Set down every entry again word for word, please, but skip the pictures.
┌────────
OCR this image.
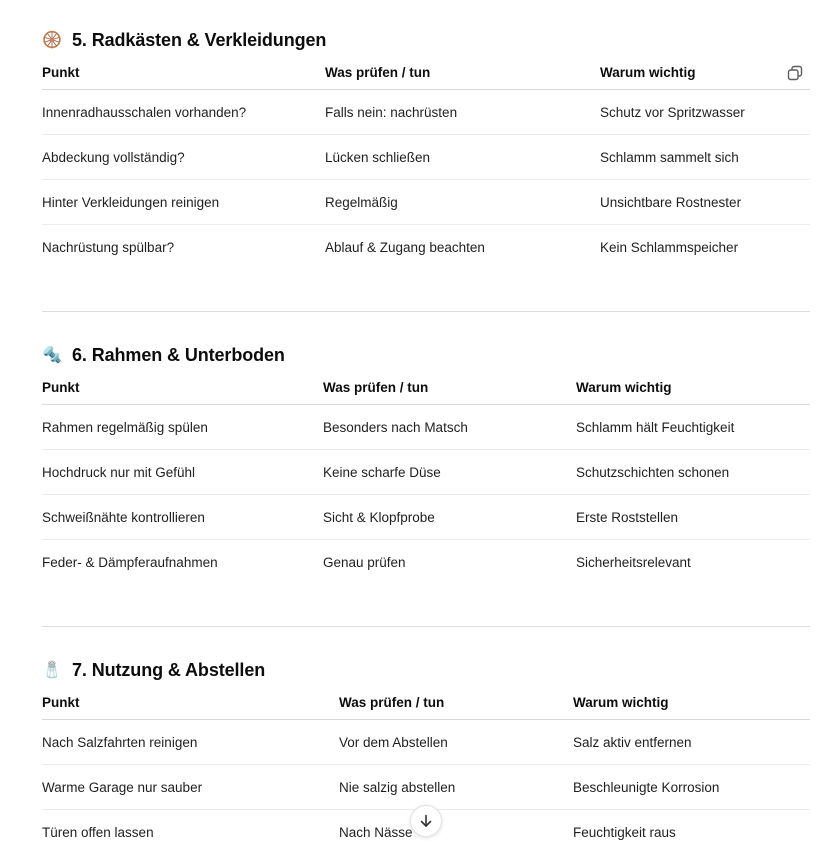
🛞 5. Radkästen & Verkleidungen
Punkt	Was prüfen / tun	Warum wichtig
Innenradhausschalen vorhanden?	Falls nein: nachrüsten	Schutz vor Spritzwasser
Abdeckung vollständig?	Lücken schließen	Schlamm sammelt sich
Hinter Verkleidungen reinigen	Regelmäßig	Unsichtbare Rostnester
Nachrüstung spülbar?	Ablauf & Zugang beachten	Kein Schlammspeicher
🔩 6. Rahmen & Unterboden
Punkt	Was prüfen / tun	Warum wichtig
Rahmen regelmäßig spülen	Besonders nach Matsch	Schlamm hält Feuchtigkeit
Hochdruck nur mit Gefühl	Keine scharfe Düse	Schutzschichten schonen
Schweißnähte kontrollieren	Sicht & Klopfprobe	Erste Roststellen
Feder- & Dämpferaufnahmen	Genau prüfen	Sicherheitsrelevant
🧂 7. Nutzung & Abstellen
Punkt	Was prüfen / tun	Warum wichtig
Nach Salzfahrten reinigen	Vor dem Abstellen	Salz aktiv entfernen
Warme Garage nur sauber	Nie salzig abstellen	Beschleunigte Korrosion
Türen offen lassen	Nach Nässe	Feuchtigkeit raus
└────────
=== OUTPUT ===
OCR this image.
🛞 5. Radkästen & Verkleidungen
Punkt	Was prüfen / tun	Warum wichtig
Innenradhausschalen vorhanden?	Falls nein: nachrüsten	Schutz vor Spritzwasser
Abdeckung vollständig?	Lücken schließen	Schlamm sammelt sich
Hinter Verkleidungen reinigen	Regelmäßig	Unsichtbare Rostnester
Nachrüstung spülbar?	Ablauf & Zugang beachten	Kein Schlammspeicher
🔩 6. Rahmen & Unterboden
Punkt	Was prüfen / tun	Warum wichtig
Rahmen regelmäßig spülen	Besonders nach Matsch	Schlamm hält Feuchtigkeit
Hochdruck nur mit Gefühl	Keine scharfe Düse	Schutzschichten schonen
Schweißnähte kontrollieren	Sicht & Klopfprobe	Erste Roststellen
Feder- & Dämpferaufnahmen	Genau prüfen	Sicherheitsrelevant
🧂 7. Nutzung & Abstellen
Punkt	Was prüfen / tun	Warum wichtig
Nach Salzfahrten reinigen	Vor dem Abstellen	Salz aktiv entfernen
Warme Garage nur sauber	Nie salzig abstellen	Beschleunigte Korrosion
Türen offen lassen	Nach Nässe	Feuchtigkeit raus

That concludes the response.